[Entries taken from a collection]
start

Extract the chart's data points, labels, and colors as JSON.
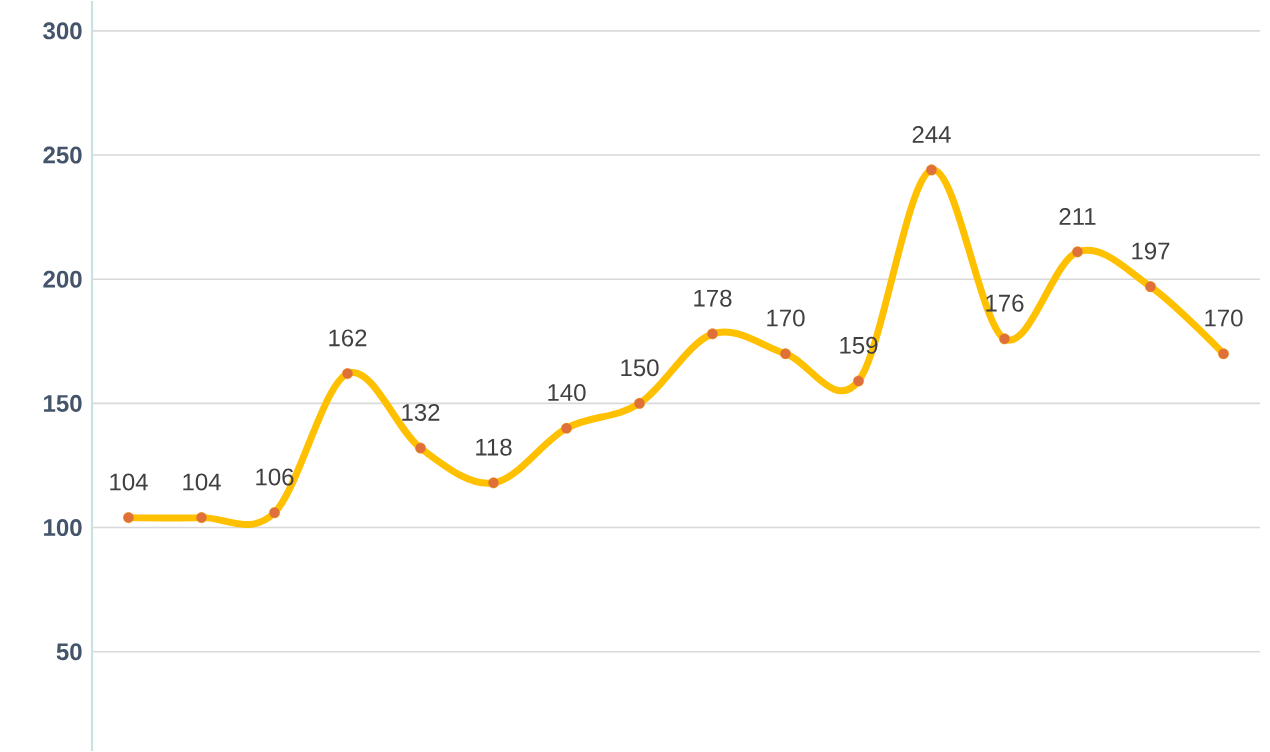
{
  "chart_data": {
    "type": "line",
    "categories": [
      null,
      null,
      null,
      null,
      null,
      null,
      null,
      null,
      null,
      null,
      null,
      null,
      null,
      null,
      null,
      null
    ],
    "series": [
      {
        "color": "#ffc000",
        "values": [
          104,
          104,
          106,
          162,
          132,
          118,
          140,
          150,
          178,
          170,
          159,
          244,
          176,
          211,
          197,
          170
        ]
      }
    ],
    "ylim": [
      10,
      312
    ],
    "yticks": [
      50,
      100,
      150,
      200,
      250,
      300
    ],
    "grid": "y",
    "marker": "circle",
    "line_style": "solid",
    "data_labels": true,
    "tick_labels": "y"
  }
}
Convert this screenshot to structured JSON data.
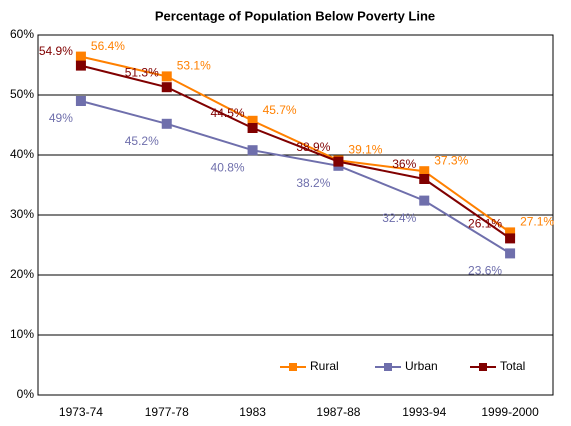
{
  "chart_data": {
    "type": "line",
    "title": "Percentage of Population Below Poverty Line",
    "categories": [
      "1973-74",
      "1977-78",
      "1983",
      "1987-88",
      "1993-94",
      "1999-2000"
    ],
    "series": [
      {
        "name": "Rural",
        "color": "#ff8000",
        "values": [
          56.4,
          53.1,
          45.7,
          39.1,
          37.3,
          27.1
        ],
        "value_labels": [
          "56.4%",
          "53.1%",
          "45.7%",
          "39.1%",
          "37.3%",
          "27.1%"
        ]
      },
      {
        "name": "Urban",
        "color": "#6f6fac",
        "values": [
          49,
          45.2,
          40.8,
          38.2,
          32.4,
          23.6
        ],
        "value_labels": [
          "49%",
          "45.2%",
          "40.8%",
          "38.2%",
          "32.4%",
          "23.6%"
        ]
      },
      {
        "name": "Total",
        "color": "#800000",
        "values": [
          54.9,
          51.3,
          44.5,
          38.9,
          36,
          26.1
        ],
        "value_labels": [
          "54.9%",
          "51.3%",
          "44.5%",
          "38.9%",
          "36%",
          "26.1%"
        ]
      }
    ],
    "ylim": [
      0,
      60
    ],
    "yticks": [
      {
        "value": 0,
        "label": "0%"
      },
      {
        "value": 10,
        "label": "10%"
      },
      {
        "value": 20,
        "label": "20%"
      },
      {
        "value": 30,
        "label": "30%"
      },
      {
        "value": 40,
        "label": "40%"
      },
      {
        "value": 50,
        "label": "50%"
      },
      {
        "value": 60,
        "label": "60%"
      }
    ],
    "grid": true,
    "legend": "lower right"
  }
}
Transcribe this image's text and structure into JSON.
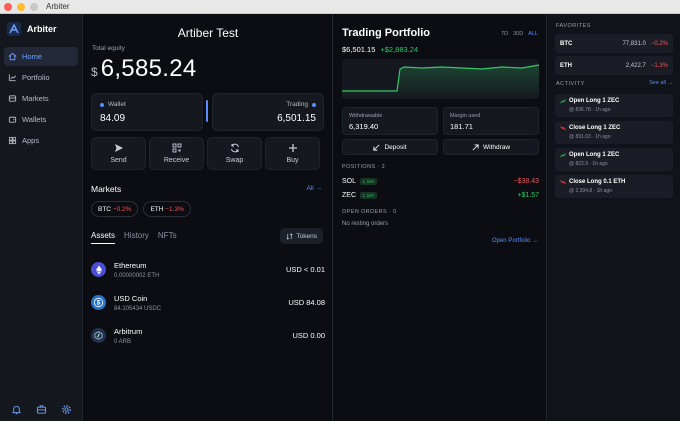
{
  "window": {
    "title": "Arbiter"
  },
  "sidebar": {
    "brand": "Arbiter",
    "items": [
      {
        "label": "Home",
        "icon": "home-icon"
      },
      {
        "label": "Portfolio",
        "icon": "portfolio-icon"
      },
      {
        "label": "Markets",
        "icon": "markets-icon"
      },
      {
        "label": "Wallets",
        "icon": "wallet-icon"
      },
      {
        "label": "Apps",
        "icon": "apps-icon"
      }
    ],
    "bottom_icons": [
      "bell-icon",
      "briefcase-icon",
      "gear-icon"
    ]
  },
  "main": {
    "title": "Artiber Test",
    "equity_label": "Total equity",
    "currency_symbol": "$",
    "equity_value": "6,585.24",
    "wallet": {
      "label": "Wallet",
      "value": "84.09"
    },
    "trading": {
      "label": "Trading",
      "value": "6,501.15"
    },
    "actions": [
      "Send",
      "Receive",
      "Swap",
      "Buy"
    ],
    "markets_heading": "Markets",
    "markets_all": "All →",
    "market_pills": [
      {
        "symbol": "BTC",
        "change": "−0.2%"
      },
      {
        "symbol": "ETH",
        "change": "−1.3%"
      }
    ],
    "tabs": [
      "Assets",
      "History",
      "NFTs"
    ],
    "tokens_button": "Tokens",
    "assets": [
      {
        "name": "Ethereum",
        "sub": "0.00000002 ETH",
        "usd": "USD < 0.01"
      },
      {
        "name": "USD Coin",
        "sub": "84.105434 USDC",
        "usd": "USD 84.08"
      },
      {
        "name": "Arbitrum",
        "sub": "0 ARB",
        "usd": "USD 0.00"
      }
    ]
  },
  "portfolio": {
    "title": "Trading Portfolio",
    "ranges": [
      "7D",
      "30D",
      "ALL"
    ],
    "active_range": "ALL",
    "value": "$6,501.15",
    "change": "+$2,883.24",
    "withdrawable_label": "Withdrawable",
    "withdrawable_value": "6,319.40",
    "margin_label": "Margin used",
    "margin_value": "181.71",
    "deposit": "Deposit",
    "withdraw": "Withdraw",
    "positions_heading": "POSITIONS · 2",
    "positions": [
      {
        "symbol": "SOL",
        "leverage": "L 10×",
        "pnl": "−$38.43"
      },
      {
        "symbol": "ZEC",
        "leverage": "L 10×",
        "pnl": "+$1.57"
      }
    ],
    "orders_heading": "OPEN ORDERS · 0",
    "orders_empty": "No resting orders",
    "open_portfolio": "Open Portfolio →"
  },
  "right": {
    "favorites_heading": "FAVORITES",
    "favorites": [
      {
        "symbol": "BTC",
        "price": "77,831.0",
        "change": "−0.2%"
      },
      {
        "symbol": "ETH",
        "price": "2,422.7",
        "change": "−1.3%"
      }
    ],
    "activity_heading": "ACTIVITY",
    "see_all": "See all →",
    "activity": [
      {
        "title": "Open Long 1 ZEC",
        "detail": "@ 836.78 · 1h ago"
      },
      {
        "title": "Close Long 1 ZEC",
        "detail": "@ 831.03 · 1h ago"
      },
      {
        "title": "Open Long 1 ZEC",
        "detail": "@ 822.9 · 1h ago"
      },
      {
        "title": "Close Long 0.1 ETH",
        "detail": "@ 2,394.8 · 1h ago"
      }
    ]
  },
  "colors": {
    "accent": "#5b8cff",
    "positive": "#35c768",
    "negative": "#f0575a"
  }
}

end

WORK TO COMPLETE: Lines containing the word "Long" must all be returned from the material above.

TASK RESPONSE:
        "title": "Open Long 1 ZEC",
        "title": "Close Long 1 ZEC",
        "title": "Open Long 1 ZEC",
        "title": "Close Long 0.1 ETH",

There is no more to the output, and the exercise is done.